(Stored records)
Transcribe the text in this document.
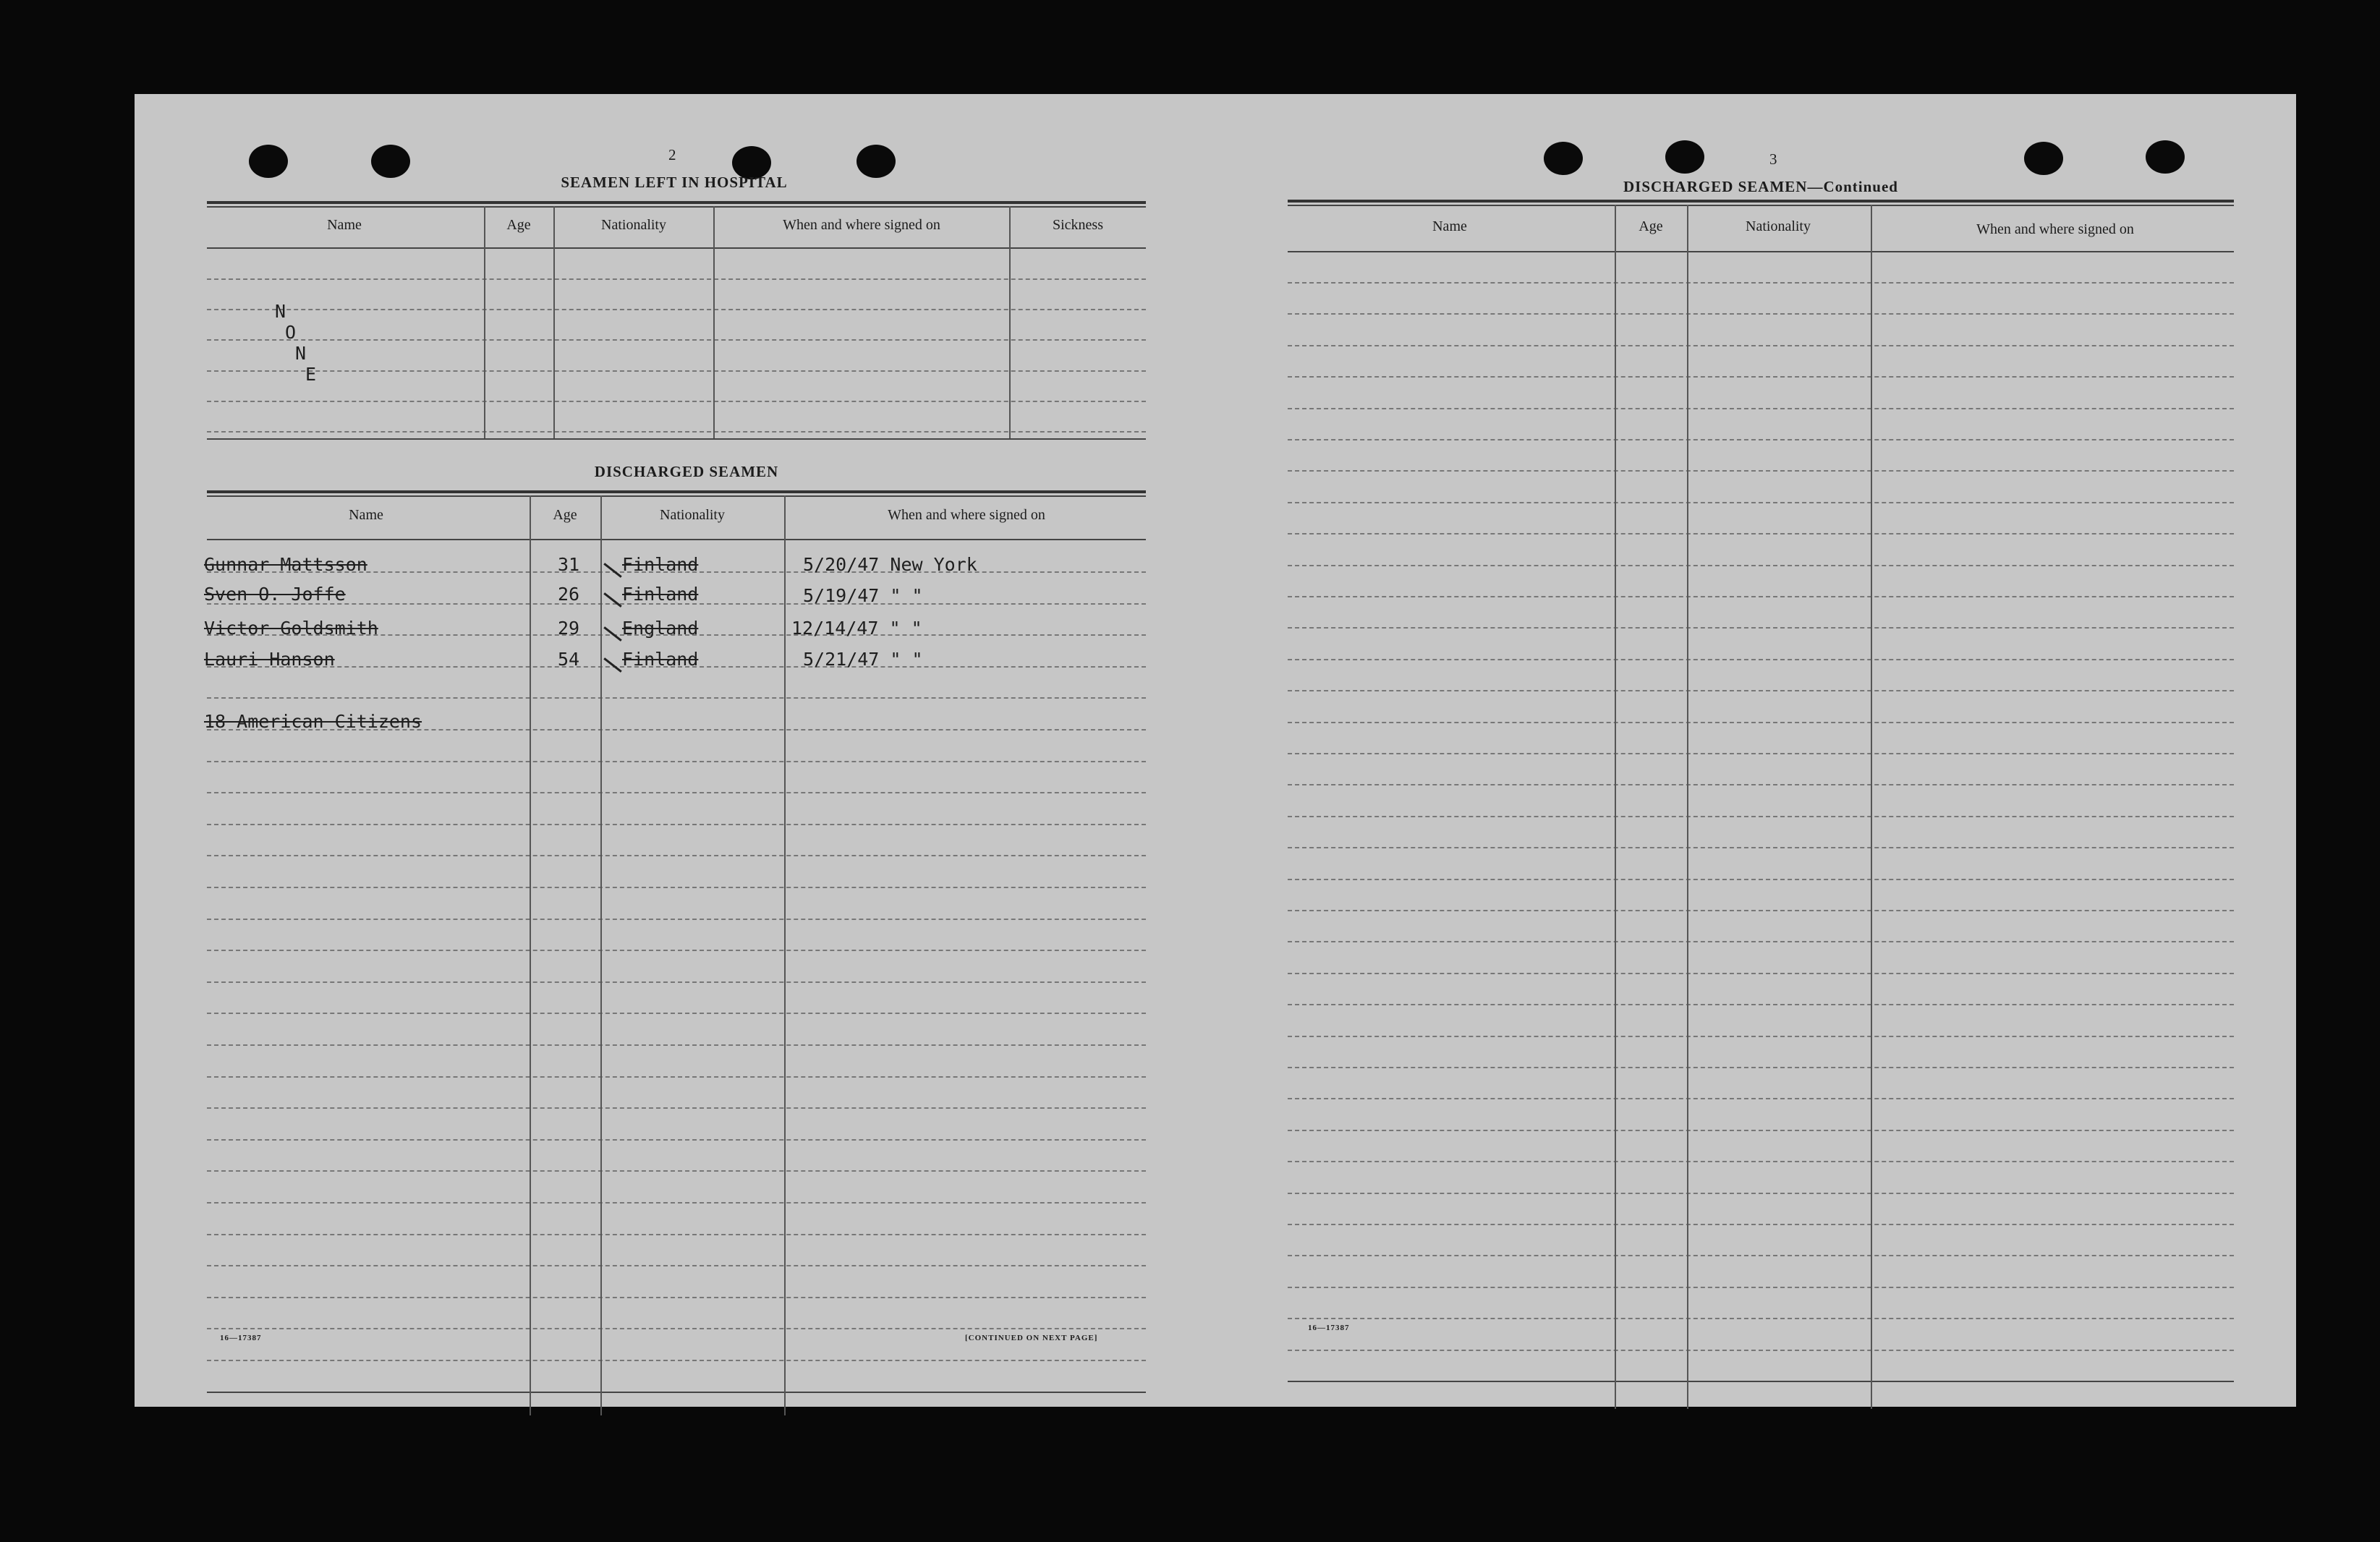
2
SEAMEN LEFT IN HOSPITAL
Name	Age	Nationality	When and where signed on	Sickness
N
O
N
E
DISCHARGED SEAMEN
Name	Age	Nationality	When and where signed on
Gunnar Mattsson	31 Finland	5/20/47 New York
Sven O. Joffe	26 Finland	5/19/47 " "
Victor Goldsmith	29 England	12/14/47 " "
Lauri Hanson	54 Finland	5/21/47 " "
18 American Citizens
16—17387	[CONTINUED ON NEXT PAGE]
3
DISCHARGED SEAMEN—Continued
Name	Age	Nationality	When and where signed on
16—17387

Given request:
Make an exact copy of the data, leaving its pictures out.

Solution to the problem:
Transcribe the text in this document.
2
SEAMEN LEFT IN HOSPITAL
Name	Age	Nationality	When and where signed on	Sickness
N
O
N
E
DISCHARGED SEAMEN
Name	Age	Nationality	When and where signed on
Gunnar Mattsson	31 Finland	5/20/47 New York
Sven O. Joffe	26 Finland	5/19/47 " "
Victor Goldsmith	29 England	12/14/47 " "
Lauri Hanson	54 Finland	5/21/47 " "
18 American Citizens
16—17387	[CONTINUED ON NEXT PAGE]
3
DISCHARGED SEAMEN—Continued
Name	Age	Nationality	When and where signed on
16—17387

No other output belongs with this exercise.